— Begin —
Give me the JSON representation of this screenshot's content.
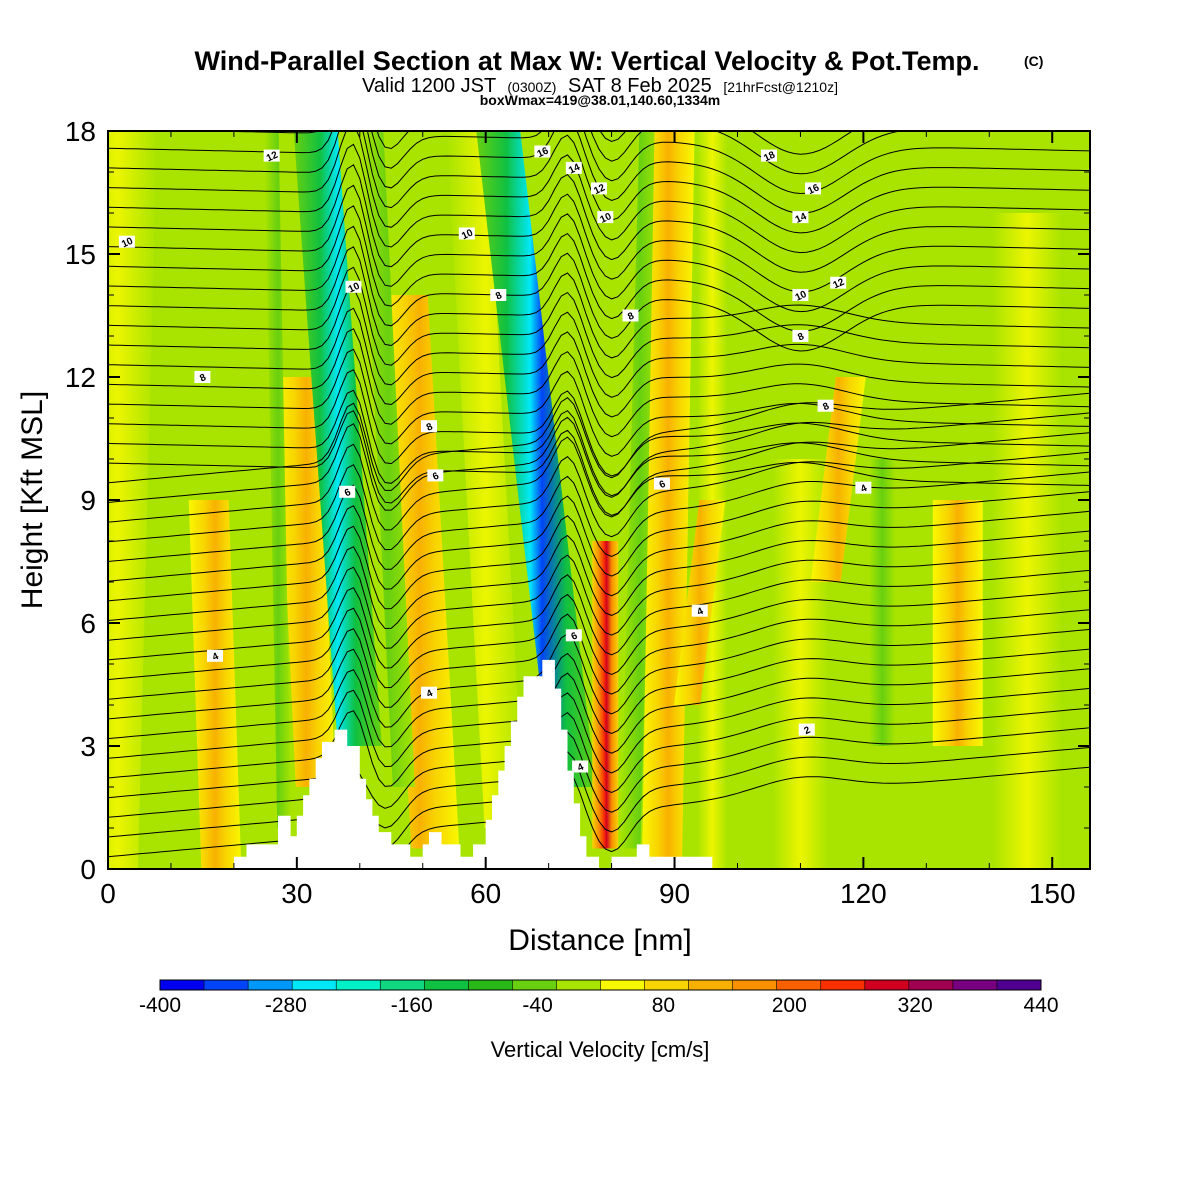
{
  "title": {
    "main": "Wind-Parallel Section at Max W: Vertical Velocity & Pot.Temp.",
    "copyright": "(C)",
    "valid_prefix": "Valid 1200 JST",
    "valid_utc": "(0300Z)",
    "valid_date": "SAT 8 Feb 2025",
    "forecast": "[21hrFcst@1210z]",
    "box": "boxWmax=419@38.01,140.60,1334m"
  },
  "chart_data": {
    "type": "heatmap",
    "xlabel": "Distance [nm]",
    "ylabel": "Height [Kft MSL]",
    "xlim": [
      0,
      156
    ],
    "ylim": [
      0,
      18
    ],
    "x_ticks": [
      0,
      30,
      60,
      90,
      120,
      150
    ],
    "y_ticks": [
      0,
      3,
      6,
      9,
      12,
      15,
      18
    ],
    "colorbar": {
      "title": "Vertical Velocity [cm/s]",
      "min": -400,
      "step": 40,
      "tick_labels": [
        "-400",
        "-280",
        "-160",
        "-40",
        "80",
        "200",
        "320",
        "440"
      ],
      "colors": [
        "#0000f0",
        "#0044f8",
        "#0098f8",
        "#00e8f8",
        "#00f0c8",
        "#10d880",
        "#10c040",
        "#28b818",
        "#68d010",
        "#a8e400",
        "#f8f800",
        "#f8d400",
        "#f8b000",
        "#f89000",
        "#f86000",
        "#f83000",
        "#d00020",
        "#a00050",
        "#780080",
        "#500090"
      ]
    },
    "terrain": [
      [
        0,
        0
      ],
      [
        20,
        0
      ],
      [
        20,
        0.3
      ],
      [
        22,
        0.3
      ],
      [
        22,
        0.6
      ],
      [
        27,
        0.6
      ],
      [
        27,
        1.3
      ],
      [
        29,
        1.3
      ],
      [
        29,
        0.8
      ],
      [
        30,
        0.8
      ],
      [
        30,
        1.3
      ],
      [
        31,
        1.3
      ],
      [
        31,
        1.8
      ],
      [
        32,
        1.8
      ],
      [
        32,
        2.2
      ],
      [
        33,
        2.2
      ],
      [
        33,
        2.7
      ],
      [
        34,
        2.7
      ],
      [
        34,
        3.1
      ],
      [
        36,
        3.1
      ],
      [
        36,
        3.4
      ],
      [
        38,
        3.4
      ],
      [
        38,
        3.0
      ],
      [
        40,
        3.0
      ],
      [
        40,
        2.2
      ],
      [
        41,
        2.2
      ],
      [
        41,
        1.7
      ],
      [
        42,
        1.7
      ],
      [
        42,
        1.3
      ],
      [
        43,
        1.3
      ],
      [
        43,
        0.9
      ],
      [
        45,
        0.9
      ],
      [
        45,
        0.6
      ],
      [
        48,
        0.6
      ],
      [
        48,
        0.3
      ],
      [
        50,
        0.3
      ],
      [
        50,
        0.6
      ],
      [
        51,
        0.6
      ],
      [
        51,
        0.9
      ],
      [
        53,
        0.9
      ],
      [
        53,
        0.6
      ],
      [
        56,
        0.6
      ],
      [
        56,
        0.3
      ],
      [
        58,
        0.3
      ],
      [
        58,
        0.6
      ],
      [
        60,
        0.6
      ],
      [
        60,
        1.2
      ],
      [
        61,
        1.2
      ],
      [
        61,
        1.8
      ],
      [
        62,
        1.8
      ],
      [
        62,
        2.4
      ],
      [
        63,
        2.4
      ],
      [
        63,
        3.0
      ],
      [
        64,
        3.0
      ],
      [
        64,
        3.6
      ],
      [
        65,
        3.6
      ],
      [
        65,
        4.2
      ],
      [
        66,
        4.2
      ],
      [
        66,
        4.7
      ],
      [
        69,
        4.7
      ],
      [
        69,
        5.1
      ],
      [
        71,
        5.1
      ],
      [
        71,
        4.4
      ],
      [
        72,
        4.4
      ],
      [
        72,
        3.4
      ],
      [
        73,
        3.4
      ],
      [
        73,
        2.4
      ],
      [
        74,
        2.4
      ],
      [
        74,
        1.6
      ],
      [
        75,
        1.6
      ],
      [
        75,
        0.8
      ],
      [
        76,
        0.8
      ],
      [
        76,
        0.3
      ],
      [
        78,
        0.3
      ],
      [
        78,
        0
      ],
      [
        80,
        0
      ],
      [
        80,
        0.3
      ],
      [
        84,
        0.3
      ],
      [
        84,
        0.6
      ],
      [
        86,
        0.6
      ],
      [
        86,
        0.3
      ],
      [
        96,
        0.3
      ],
      [
        96,
        0
      ],
      [
        100,
        0
      ],
      [
        156,
        0
      ]
    ],
    "contour_labels": [
      {
        "text": "2",
        "x": 111,
        "y": 3.4
      },
      {
        "text": "4",
        "x": 17,
        "y": 5.2
      },
      {
        "text": "4",
        "x": 51,
        "y": 4.3
      },
      {
        "text": "4",
        "x": 75,
        "y": 2.5
      },
      {
        "text": "4",
        "x": 94,
        "y": 6.3
      },
      {
        "text": "4",
        "x": 120,
        "y": 9.3
      },
      {
        "text": "6",
        "x": 38,
        "y": 9.2
      },
      {
        "text": "6",
        "x": 52,
        "y": 9.6
      },
      {
        "text": "6",
        "x": 74,
        "y": 5.7
      },
      {
        "text": "6",
        "x": 88,
        "y": 9.4
      },
      {
        "text": "8",
        "x": 15,
        "y": 12.0
      },
      {
        "text": "8",
        "x": 51,
        "y": 10.8
      },
      {
        "text": "8",
        "x": 62,
        "y": 14.0
      },
      {
        "text": "8",
        "x": 83,
        "y": 13.5
      },
      {
        "text": "8",
        "x": 110,
        "y": 13.0
      },
      {
        "text": "8",
        "x": 114,
        "y": 11.3
      },
      {
        "text": "10",
        "x": 3,
        "y": 15.3
      },
      {
        "text": "10",
        "x": 39,
        "y": 14.2
      },
      {
        "text": "10",
        "x": 57,
        "y": 15.5
      },
      {
        "text": "10",
        "x": 79,
        "y": 15.9
      },
      {
        "text": "10",
        "x": 110,
        "y": 14.0
      },
      {
        "text": "12",
        "x": 26,
        "y": 17.4
      },
      {
        "text": "12",
        "x": 78,
        "y": 16.6
      },
      {
        "text": "12",
        "x": 116,
        "y": 14.3
      },
      {
        "text": "14",
        "x": 74,
        "y": 17.1
      },
      {
        "text": "14",
        "x": 110,
        "y": 15.9
      },
      {
        "text": "16",
        "x": 69,
        "y": 17.5
      },
      {
        "text": "16",
        "x": 112,
        "y": 16.6
      },
      {
        "text": "18",
        "x": 105,
        "y": 17.4
      }
    ]
  }
}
— End —
GIVEN PROBLEM →
Copy all of the entries verbatim, leaving out any pictures they contain.

REPLY →
Give me the JSON representation of this screenshot's content.
{
  "title": {
    "main": "Wind-Parallel Section at Max W: Vertical Velocity & Pot.Temp.",
    "copyright": "(C)",
    "valid_prefix": "Valid 1200 JST",
    "valid_utc": "(0300Z)",
    "valid_date": "SAT 8 Feb 2025",
    "forecast": "[21hrFcst@1210z]",
    "box": "boxWmax=419@38.01,140.60,1334m"
  },
  "chart_data": {
    "type": "heatmap",
    "xlabel": "Distance [nm]",
    "ylabel": "Height [Kft MSL]",
    "xlim": [
      0,
      156
    ],
    "ylim": [
      0,
      18
    ],
    "x_ticks": [
      0,
      30,
      60,
      90,
      120,
      150
    ],
    "y_ticks": [
      0,
      3,
      6,
      9,
      12,
      15,
      18
    ],
    "colorbar": {
      "title": "Vertical Velocity [cm/s]",
      "min": -400,
      "step": 40,
      "tick_labels": [
        "-400",
        "-280",
        "-160",
        "-40",
        "80",
        "200",
        "320",
        "440"
      ],
      "colors": [
        "#0000f0",
        "#0044f8",
        "#0098f8",
        "#00e8f8",
        "#00f0c8",
        "#10d880",
        "#10c040",
        "#28b818",
        "#68d010",
        "#a8e400",
        "#f8f800",
        "#f8d400",
        "#f8b000",
        "#f89000",
        "#f86000",
        "#f83000",
        "#d00020",
        "#a00050",
        "#780080",
        "#500090"
      ]
    },
    "terrain": [
      [
        0,
        0
      ],
      [
        20,
        0
      ],
      [
        20,
        0.3
      ],
      [
        22,
        0.3
      ],
      [
        22,
        0.6
      ],
      [
        27,
        0.6
      ],
      [
        27,
        1.3
      ],
      [
        29,
        1.3
      ],
      [
        29,
        0.8
      ],
      [
        30,
        0.8
      ],
      [
        30,
        1.3
      ],
      [
        31,
        1.3
      ],
      [
        31,
        1.8
      ],
      [
        32,
        1.8
      ],
      [
        32,
        2.2
      ],
      [
        33,
        2.2
      ],
      [
        33,
        2.7
      ],
      [
        34,
        2.7
      ],
      [
        34,
        3.1
      ],
      [
        36,
        3.1
      ],
      [
        36,
        3.4
      ],
      [
        38,
        3.4
      ],
      [
        38,
        3.0
      ],
      [
        40,
        3.0
      ],
      [
        40,
        2.2
      ],
      [
        41,
        2.2
      ],
      [
        41,
        1.7
      ],
      [
        42,
        1.7
      ],
      [
        42,
        1.3
      ],
      [
        43,
        1.3
      ],
      [
        43,
        0.9
      ],
      [
        45,
        0.9
      ],
      [
        45,
        0.6
      ],
      [
        48,
        0.6
      ],
      [
        48,
        0.3
      ],
      [
        50,
        0.3
      ],
      [
        50,
        0.6
      ],
      [
        51,
        0.6
      ],
      [
        51,
        0.9
      ],
      [
        53,
        0.9
      ],
      [
        53,
        0.6
      ],
      [
        56,
        0.6
      ],
      [
        56,
        0.3
      ],
      [
        58,
        0.3
      ],
      [
        58,
        0.6
      ],
      [
        60,
        0.6
      ],
      [
        60,
        1.2
      ],
      [
        61,
        1.2
      ],
      [
        61,
        1.8
      ],
      [
        62,
        1.8
      ],
      [
        62,
        2.4
      ],
      [
        63,
        2.4
      ],
      [
        63,
        3.0
      ],
      [
        64,
        3.0
      ],
      [
        64,
        3.6
      ],
      [
        65,
        3.6
      ],
      [
        65,
        4.2
      ],
      [
        66,
        4.2
      ],
      [
        66,
        4.7
      ],
      [
        69,
        4.7
      ],
      [
        69,
        5.1
      ],
      [
        71,
        5.1
      ],
      [
        71,
        4.4
      ],
      [
        72,
        4.4
      ],
      [
        72,
        3.4
      ],
      [
        73,
        3.4
      ],
      [
        73,
        2.4
      ],
      [
        74,
        2.4
      ],
      [
        74,
        1.6
      ],
      [
        75,
        1.6
      ],
      [
        75,
        0.8
      ],
      [
        76,
        0.8
      ],
      [
        76,
        0.3
      ],
      [
        78,
        0.3
      ],
      [
        78,
        0
      ],
      [
        80,
        0
      ],
      [
        80,
        0.3
      ],
      [
        84,
        0.3
      ],
      [
        84,
        0.6
      ],
      [
        86,
        0.6
      ],
      [
        86,
        0.3
      ],
      [
        96,
        0.3
      ],
      [
        96,
        0
      ],
      [
        100,
        0
      ],
      [
        156,
        0
      ]
    ],
    "contour_labels": [
      {
        "text": "2",
        "x": 111,
        "y": 3.4
      },
      {
        "text": "4",
        "x": 17,
        "y": 5.2
      },
      {
        "text": "4",
        "x": 51,
        "y": 4.3
      },
      {
        "text": "4",
        "x": 75,
        "y": 2.5
      },
      {
        "text": "4",
        "x": 94,
        "y": 6.3
      },
      {
        "text": "4",
        "x": 120,
        "y": 9.3
      },
      {
        "text": "6",
        "x": 38,
        "y": 9.2
      },
      {
        "text": "6",
        "x": 52,
        "y": 9.6
      },
      {
        "text": "6",
        "x": 74,
        "y": 5.7
      },
      {
        "text": "6",
        "x": 88,
        "y": 9.4
      },
      {
        "text": "8",
        "x": 15,
        "y": 12.0
      },
      {
        "text": "8",
        "x": 51,
        "y": 10.8
      },
      {
        "text": "8",
        "x": 62,
        "y": 14.0
      },
      {
        "text": "8",
        "x": 83,
        "y": 13.5
      },
      {
        "text": "8",
        "x": 110,
        "y": 13.0
      },
      {
        "text": "8",
        "x": 114,
        "y": 11.3
      },
      {
        "text": "10",
        "x": 3,
        "y": 15.3
      },
      {
        "text": "10",
        "x": 39,
        "y": 14.2
      },
      {
        "text": "10",
        "x": 57,
        "y": 15.5
      },
      {
        "text": "10",
        "x": 79,
        "y": 15.9
      },
      {
        "text": "10",
        "x": 110,
        "y": 14.0
      },
      {
        "text": "12",
        "x": 26,
        "y": 17.4
      },
      {
        "text": "12",
        "x": 78,
        "y": 16.6
      },
      {
        "text": "12",
        "x": 116,
        "y": 14.3
      },
      {
        "text": "14",
        "x": 74,
        "y": 17.1
      },
      {
        "text": "14",
        "x": 110,
        "y": 15.9
      },
      {
        "text": "16",
        "x": 69,
        "y": 17.5
      },
      {
        "text": "16",
        "x": 112,
        "y": 16.6
      },
      {
        "text": "18",
        "x": 105,
        "y": 17.4
      }
    ]
  }
}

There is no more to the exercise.